:: TASK TO CARRY OUT ::
Write the listing out again, all of it, word for word.

:: GIVEN DATA ::
[Start]
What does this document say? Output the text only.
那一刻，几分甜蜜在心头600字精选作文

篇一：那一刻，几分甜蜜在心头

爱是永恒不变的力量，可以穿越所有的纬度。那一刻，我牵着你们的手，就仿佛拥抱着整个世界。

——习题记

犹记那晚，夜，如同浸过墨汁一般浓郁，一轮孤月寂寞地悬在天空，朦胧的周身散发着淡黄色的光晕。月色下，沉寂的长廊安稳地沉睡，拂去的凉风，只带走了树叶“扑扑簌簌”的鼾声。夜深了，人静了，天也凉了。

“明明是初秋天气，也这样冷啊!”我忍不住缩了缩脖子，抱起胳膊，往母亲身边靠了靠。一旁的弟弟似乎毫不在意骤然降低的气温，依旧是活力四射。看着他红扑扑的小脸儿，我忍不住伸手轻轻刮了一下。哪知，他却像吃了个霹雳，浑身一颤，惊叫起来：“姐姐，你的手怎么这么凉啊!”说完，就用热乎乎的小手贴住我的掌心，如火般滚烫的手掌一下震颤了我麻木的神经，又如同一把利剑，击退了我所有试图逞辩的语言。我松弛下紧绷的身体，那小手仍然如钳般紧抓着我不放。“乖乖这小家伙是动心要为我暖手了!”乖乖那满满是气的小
[End]
:: SOLUTION BELOW ::
What does this document say? Output the text only.
那一刻，几分甜蜜在心头600字精选作文

篇一：那一刻，几分甜蜜在心头

爱是永恒不变的力量，可以穿越所有的纬度。那一刻，我牵着你们的手，就仿佛拥抱着整个世界。

——习题记

犹记那晚，夜，如同浸过墨汁一般浓郁，一轮孤月寂寞地悬在天空，朦胧的周身散发着淡黄色的光晕。月色下，沉寂的长廊安稳地沉睡，拂去的凉风，只带走了树叶“扑扑簌簌”的鼾声。夜深了，人静了，天也凉了。

“明明是初秋天气，也这样冷啊!”我忍不住缩了缩脖子，抱起胳膊，往母亲身边靠了靠。一旁的弟弟似乎毫不在意骤然降低的气温，依旧是活力四射。看着他红扑扑的小脸儿，我忍不住伸手轻轻刮了一下。哪知，他却像吃了个霹雳，浑身一颤，惊叫起来：“姐姐，你的手怎么这么凉啊!”说完，就用热乎乎的小手贴住我的掌心，如火般滚烫的手掌一下震颤了我麻木的神经，又如同一把利剑，击退了我所有试图逞辩的语言。我松弛下紧绷的身体，那小手仍然如钳般紧抓着我不放。“乖乖这小家伙是动心要为我暖手了!”乖乖那满满是气的小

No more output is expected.